- _Task instructions_
Extract every line from the records below that contains the word "Albert".

* * *

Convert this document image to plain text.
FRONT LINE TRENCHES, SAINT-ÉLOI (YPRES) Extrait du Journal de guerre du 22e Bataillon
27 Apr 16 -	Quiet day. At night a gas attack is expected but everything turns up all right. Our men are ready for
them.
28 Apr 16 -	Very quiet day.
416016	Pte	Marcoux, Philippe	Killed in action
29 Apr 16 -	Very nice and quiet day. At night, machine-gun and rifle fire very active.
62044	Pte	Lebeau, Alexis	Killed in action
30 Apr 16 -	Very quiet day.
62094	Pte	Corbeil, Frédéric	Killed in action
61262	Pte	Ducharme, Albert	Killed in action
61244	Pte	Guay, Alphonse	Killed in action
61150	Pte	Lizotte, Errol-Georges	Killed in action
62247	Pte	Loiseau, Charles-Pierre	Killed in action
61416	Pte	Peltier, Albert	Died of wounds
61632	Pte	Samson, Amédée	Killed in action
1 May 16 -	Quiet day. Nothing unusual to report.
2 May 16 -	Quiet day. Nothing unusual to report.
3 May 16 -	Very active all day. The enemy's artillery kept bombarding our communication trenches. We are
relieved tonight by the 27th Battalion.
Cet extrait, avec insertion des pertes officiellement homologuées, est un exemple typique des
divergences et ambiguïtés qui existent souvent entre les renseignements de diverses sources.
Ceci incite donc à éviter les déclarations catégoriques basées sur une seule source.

* * *

- _Problem solution_
61262	Pte	Ducharme, Albert	Killed in action
61416	Pte	Peltier, Albert	Died of wounds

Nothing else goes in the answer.